- 简短任务 1
选段中的visitExplain方法调用了process(node.getStatement(), null)。请说明这一调用的作用，以及在什么情况下可以不调用它。
- 简短任务 2
请列出选段在“2.4.2 重写规则”下提到的全部重写规则名称。

- 选段

当需要访问Ast树时,只需要继承AstVistor,重写其中visit**方法,便可以实现访问具体某种节点的逻辑;比如下面的规则会在访问Explain时,生成Explain对象,其中process(node.getStatement(), null)是递归的处理子节点,某些节点如果不需要处理子节点,也可以不调用;

class Visitor extends AstVisitor<Node, Void> {
    @Override
    protected Node visitExplain(Explain node, Void context)
    {
        Statement statement = (Statement) process(node.getStatement(), null);
        return new Explain(
                node.getLocation().get(),
                node.isAnalyze(),
                node.isVerbose(),
                statement,
                node.getOptions());
    }
}

2.4.2 重写规则

重写规则包含5个,分别是:

  • DescribeInputRewrite
  • DescribeOutputRewrite
  • ShowQueriesRewrite
  • ShowStatsRewrite
  • ExplainRewrite 其中ShowQueriesRewrite主要是将show语句改写成查询对应的系统表meta信息;兼容show 语法;其他的类似;ShowStatsRewrite 重写 "SHOW STATS FOR table"语句的查询计划;其他的类似;

2.4.3 校验规则(StatementAnalyzer)

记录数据

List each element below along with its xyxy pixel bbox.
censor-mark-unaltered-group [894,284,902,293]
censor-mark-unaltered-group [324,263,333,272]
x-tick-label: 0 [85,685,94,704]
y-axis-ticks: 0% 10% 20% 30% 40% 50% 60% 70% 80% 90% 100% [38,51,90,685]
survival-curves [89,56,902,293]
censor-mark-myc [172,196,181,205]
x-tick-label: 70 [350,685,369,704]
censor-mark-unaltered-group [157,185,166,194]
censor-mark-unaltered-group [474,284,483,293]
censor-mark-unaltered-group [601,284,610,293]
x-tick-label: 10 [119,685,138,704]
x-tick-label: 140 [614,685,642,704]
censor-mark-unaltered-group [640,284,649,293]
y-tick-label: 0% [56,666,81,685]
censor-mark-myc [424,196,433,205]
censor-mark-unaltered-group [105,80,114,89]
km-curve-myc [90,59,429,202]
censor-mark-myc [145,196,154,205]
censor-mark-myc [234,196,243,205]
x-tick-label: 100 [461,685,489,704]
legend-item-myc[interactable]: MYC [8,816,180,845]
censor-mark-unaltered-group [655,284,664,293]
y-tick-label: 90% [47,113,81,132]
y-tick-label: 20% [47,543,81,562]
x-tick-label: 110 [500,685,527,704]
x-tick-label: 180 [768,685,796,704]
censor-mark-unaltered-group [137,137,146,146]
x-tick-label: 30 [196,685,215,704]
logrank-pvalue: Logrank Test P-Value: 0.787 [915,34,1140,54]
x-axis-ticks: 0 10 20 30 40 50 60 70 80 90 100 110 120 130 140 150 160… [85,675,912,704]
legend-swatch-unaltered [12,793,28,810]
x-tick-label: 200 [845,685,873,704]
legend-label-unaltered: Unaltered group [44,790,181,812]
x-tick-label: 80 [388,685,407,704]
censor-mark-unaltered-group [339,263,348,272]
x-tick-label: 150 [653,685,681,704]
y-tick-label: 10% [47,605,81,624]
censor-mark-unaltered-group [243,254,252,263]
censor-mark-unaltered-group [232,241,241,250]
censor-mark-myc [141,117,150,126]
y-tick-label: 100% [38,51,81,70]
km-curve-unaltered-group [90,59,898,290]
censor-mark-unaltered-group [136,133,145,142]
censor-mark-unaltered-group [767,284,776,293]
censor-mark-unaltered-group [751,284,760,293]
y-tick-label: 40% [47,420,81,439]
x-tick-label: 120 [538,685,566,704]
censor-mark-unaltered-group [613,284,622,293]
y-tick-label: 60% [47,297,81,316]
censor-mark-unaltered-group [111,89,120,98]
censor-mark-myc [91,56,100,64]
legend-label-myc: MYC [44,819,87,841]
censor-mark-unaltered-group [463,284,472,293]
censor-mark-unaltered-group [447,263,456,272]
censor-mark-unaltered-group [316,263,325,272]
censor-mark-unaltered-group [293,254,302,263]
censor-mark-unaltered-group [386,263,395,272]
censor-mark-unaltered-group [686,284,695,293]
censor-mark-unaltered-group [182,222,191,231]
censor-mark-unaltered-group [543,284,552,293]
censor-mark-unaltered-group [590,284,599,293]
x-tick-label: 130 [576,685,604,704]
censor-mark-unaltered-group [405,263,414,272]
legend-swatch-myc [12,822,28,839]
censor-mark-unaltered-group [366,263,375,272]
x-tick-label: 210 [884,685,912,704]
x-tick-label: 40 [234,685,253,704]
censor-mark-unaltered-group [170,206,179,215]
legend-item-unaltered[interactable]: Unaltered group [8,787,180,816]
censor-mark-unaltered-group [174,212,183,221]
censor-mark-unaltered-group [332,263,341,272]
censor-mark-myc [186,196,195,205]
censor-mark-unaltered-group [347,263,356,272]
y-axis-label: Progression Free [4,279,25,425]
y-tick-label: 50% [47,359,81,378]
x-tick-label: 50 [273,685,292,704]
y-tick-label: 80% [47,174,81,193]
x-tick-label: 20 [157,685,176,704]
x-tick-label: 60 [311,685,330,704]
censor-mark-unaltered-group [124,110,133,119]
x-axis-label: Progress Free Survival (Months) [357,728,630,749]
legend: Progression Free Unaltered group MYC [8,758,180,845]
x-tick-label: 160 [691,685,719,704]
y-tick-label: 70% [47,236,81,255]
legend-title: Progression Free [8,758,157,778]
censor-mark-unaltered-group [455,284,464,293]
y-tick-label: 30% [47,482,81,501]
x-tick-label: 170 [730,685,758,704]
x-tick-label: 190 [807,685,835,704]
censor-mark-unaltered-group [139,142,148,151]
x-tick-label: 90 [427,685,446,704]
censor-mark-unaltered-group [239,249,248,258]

- 输出结果 1
这一调用的作用是递归地处理子节点。如果某些节点不需要处理子节点，就可以不调用它。

- 输出结果 2
DescribeInputRewrite、DescribeOutputRewrite、ShowQueriesRewrite、ShowStatsRewrite、ExplainRewrite